(ITEMS):
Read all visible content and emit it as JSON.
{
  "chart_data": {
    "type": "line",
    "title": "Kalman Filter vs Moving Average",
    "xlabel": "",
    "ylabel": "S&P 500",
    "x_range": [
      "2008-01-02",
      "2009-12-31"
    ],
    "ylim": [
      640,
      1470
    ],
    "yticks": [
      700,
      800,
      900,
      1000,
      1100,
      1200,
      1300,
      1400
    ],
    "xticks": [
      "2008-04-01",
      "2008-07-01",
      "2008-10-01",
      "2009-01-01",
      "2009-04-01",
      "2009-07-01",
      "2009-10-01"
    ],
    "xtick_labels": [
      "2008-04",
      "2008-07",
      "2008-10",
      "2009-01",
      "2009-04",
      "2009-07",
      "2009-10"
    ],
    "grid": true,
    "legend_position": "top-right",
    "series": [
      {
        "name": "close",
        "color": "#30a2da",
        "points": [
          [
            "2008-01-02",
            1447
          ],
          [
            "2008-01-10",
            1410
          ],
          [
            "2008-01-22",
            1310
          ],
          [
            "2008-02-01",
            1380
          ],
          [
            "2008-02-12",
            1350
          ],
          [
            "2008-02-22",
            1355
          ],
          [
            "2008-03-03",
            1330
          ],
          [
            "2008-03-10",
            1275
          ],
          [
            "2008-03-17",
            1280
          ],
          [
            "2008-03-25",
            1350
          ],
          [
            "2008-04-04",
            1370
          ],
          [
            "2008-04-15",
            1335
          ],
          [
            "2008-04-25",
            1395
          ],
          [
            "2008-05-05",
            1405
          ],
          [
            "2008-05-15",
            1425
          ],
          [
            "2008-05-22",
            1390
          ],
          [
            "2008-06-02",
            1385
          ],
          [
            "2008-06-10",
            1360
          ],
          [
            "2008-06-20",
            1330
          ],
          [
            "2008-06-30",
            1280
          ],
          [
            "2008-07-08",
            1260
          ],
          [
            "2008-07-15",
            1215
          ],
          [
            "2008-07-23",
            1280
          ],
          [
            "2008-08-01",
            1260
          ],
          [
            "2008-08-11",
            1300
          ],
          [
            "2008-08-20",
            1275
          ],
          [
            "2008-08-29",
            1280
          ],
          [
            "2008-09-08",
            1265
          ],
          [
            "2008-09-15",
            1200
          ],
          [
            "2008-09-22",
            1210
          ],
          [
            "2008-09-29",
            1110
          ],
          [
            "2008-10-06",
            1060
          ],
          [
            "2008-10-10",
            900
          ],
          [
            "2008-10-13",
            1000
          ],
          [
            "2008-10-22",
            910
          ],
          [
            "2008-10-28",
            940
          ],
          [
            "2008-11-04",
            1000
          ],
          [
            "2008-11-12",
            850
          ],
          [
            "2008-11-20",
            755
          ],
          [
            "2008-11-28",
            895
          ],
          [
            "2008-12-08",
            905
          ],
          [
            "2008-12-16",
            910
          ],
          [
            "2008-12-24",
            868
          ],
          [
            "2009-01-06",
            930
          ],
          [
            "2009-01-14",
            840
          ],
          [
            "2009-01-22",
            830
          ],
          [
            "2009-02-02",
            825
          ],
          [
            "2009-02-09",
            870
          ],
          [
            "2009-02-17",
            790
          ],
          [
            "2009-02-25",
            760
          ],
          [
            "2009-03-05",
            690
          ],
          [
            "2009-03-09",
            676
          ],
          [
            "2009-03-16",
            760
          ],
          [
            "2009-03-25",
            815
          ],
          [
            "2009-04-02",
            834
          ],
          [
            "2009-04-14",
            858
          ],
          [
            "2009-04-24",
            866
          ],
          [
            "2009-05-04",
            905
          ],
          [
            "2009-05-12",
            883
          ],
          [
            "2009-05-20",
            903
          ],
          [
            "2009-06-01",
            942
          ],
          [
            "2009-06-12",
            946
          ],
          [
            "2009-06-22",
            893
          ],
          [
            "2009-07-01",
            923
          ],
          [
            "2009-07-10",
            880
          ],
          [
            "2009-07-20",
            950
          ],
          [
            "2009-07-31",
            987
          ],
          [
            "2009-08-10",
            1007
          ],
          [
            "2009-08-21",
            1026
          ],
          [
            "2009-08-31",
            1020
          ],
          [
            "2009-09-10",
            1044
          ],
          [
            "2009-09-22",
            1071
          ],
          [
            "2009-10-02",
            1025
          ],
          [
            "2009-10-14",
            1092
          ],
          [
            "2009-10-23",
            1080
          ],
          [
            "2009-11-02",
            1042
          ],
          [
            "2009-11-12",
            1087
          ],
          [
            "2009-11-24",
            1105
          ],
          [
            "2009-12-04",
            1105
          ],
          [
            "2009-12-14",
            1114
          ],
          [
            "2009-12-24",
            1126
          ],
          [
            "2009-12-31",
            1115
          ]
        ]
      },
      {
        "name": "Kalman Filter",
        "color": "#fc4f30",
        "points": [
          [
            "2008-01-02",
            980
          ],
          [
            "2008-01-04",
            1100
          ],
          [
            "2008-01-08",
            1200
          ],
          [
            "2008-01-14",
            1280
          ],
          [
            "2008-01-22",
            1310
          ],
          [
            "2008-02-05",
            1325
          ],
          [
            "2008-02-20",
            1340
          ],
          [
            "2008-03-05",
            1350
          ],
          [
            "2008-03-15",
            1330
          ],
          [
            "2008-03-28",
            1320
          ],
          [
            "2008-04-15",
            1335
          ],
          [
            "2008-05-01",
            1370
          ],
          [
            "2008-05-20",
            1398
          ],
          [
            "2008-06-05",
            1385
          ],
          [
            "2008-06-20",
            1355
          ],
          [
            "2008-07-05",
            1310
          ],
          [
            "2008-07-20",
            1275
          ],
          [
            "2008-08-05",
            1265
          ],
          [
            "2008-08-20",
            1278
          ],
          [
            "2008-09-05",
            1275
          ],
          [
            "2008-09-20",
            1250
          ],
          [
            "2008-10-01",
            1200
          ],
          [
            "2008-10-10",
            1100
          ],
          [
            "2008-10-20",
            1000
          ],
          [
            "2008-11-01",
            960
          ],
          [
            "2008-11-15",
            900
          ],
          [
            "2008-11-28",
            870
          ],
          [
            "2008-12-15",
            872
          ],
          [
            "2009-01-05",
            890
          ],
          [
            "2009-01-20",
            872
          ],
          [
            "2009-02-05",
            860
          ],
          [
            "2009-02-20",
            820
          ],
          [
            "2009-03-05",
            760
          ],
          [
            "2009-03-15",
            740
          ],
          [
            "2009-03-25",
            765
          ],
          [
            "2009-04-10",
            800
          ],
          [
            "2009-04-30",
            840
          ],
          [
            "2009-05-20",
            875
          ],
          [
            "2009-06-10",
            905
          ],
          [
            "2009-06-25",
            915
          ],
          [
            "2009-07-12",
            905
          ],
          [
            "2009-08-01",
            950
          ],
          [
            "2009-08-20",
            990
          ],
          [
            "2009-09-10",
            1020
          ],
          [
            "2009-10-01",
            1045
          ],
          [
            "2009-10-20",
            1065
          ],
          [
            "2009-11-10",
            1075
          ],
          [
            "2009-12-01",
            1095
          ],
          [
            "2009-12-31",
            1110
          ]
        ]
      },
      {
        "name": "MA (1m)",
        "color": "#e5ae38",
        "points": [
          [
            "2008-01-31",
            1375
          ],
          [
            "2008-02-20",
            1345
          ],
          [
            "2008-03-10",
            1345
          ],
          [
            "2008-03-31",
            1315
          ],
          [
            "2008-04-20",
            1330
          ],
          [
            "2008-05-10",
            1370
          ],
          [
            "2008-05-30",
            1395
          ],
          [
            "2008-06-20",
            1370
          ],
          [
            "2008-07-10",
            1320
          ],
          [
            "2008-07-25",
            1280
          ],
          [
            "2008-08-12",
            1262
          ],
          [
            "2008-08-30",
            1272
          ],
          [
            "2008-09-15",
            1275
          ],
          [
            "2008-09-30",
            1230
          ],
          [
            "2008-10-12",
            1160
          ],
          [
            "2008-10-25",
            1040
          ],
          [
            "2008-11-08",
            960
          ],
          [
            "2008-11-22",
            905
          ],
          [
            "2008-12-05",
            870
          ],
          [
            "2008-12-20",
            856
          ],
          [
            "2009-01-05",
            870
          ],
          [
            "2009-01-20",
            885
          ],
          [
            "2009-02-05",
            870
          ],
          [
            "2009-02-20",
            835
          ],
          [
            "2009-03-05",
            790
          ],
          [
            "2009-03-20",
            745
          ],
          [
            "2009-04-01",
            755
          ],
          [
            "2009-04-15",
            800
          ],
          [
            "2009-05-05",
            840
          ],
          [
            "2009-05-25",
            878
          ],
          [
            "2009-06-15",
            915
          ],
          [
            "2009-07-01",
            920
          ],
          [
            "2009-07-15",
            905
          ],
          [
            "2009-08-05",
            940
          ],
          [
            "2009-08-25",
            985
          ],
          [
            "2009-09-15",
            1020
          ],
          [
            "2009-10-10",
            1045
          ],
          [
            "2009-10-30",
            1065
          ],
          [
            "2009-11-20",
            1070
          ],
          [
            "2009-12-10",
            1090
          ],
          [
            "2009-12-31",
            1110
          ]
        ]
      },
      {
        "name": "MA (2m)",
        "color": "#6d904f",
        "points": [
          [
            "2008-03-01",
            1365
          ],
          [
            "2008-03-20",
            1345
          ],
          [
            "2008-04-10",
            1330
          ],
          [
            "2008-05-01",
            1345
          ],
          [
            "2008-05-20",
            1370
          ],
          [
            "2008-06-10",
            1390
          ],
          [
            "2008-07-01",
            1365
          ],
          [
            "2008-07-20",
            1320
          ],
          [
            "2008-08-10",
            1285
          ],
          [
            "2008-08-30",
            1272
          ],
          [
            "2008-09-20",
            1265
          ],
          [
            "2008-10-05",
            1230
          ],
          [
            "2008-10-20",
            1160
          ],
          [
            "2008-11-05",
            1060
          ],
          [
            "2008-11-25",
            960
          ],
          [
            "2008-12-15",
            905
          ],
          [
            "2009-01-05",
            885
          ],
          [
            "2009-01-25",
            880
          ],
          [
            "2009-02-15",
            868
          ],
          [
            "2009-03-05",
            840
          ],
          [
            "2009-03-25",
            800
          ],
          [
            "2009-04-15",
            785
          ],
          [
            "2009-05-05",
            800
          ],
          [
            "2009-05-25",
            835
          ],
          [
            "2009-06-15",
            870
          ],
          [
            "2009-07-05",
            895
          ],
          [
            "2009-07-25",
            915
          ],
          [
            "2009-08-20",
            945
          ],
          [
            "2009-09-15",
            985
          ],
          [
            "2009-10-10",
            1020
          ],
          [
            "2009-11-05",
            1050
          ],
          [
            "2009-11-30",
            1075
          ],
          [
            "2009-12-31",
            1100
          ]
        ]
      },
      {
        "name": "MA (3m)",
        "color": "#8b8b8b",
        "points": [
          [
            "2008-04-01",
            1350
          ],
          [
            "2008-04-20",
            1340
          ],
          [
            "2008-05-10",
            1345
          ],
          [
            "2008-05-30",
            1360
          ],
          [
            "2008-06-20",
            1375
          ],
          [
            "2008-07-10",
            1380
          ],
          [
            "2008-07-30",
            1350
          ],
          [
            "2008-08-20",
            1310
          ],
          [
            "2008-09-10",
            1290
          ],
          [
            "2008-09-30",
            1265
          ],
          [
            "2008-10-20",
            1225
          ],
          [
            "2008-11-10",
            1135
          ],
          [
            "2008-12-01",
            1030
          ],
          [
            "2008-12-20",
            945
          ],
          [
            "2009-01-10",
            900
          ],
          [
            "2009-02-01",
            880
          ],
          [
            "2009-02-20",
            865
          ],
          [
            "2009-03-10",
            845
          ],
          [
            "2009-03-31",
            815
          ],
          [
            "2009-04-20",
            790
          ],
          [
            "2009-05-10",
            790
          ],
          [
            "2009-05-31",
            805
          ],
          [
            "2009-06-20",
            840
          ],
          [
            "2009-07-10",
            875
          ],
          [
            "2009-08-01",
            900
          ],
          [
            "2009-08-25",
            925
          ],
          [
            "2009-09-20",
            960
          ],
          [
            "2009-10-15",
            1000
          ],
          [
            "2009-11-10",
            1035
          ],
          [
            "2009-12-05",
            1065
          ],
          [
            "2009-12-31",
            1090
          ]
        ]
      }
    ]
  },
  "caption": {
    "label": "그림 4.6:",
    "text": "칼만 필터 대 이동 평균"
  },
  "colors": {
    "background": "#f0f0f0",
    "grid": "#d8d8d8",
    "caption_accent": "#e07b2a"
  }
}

(WHAT YOU ARE ASKED TO DO): Using the records above, list each line that includes "name".

(RESPONSE TO THIS TASK):
        "name": "close",
        "name": "Kalman Filter",
        "name": "MA (1m)",
        "name": "MA (2m)",
        "name": "MA (3m)",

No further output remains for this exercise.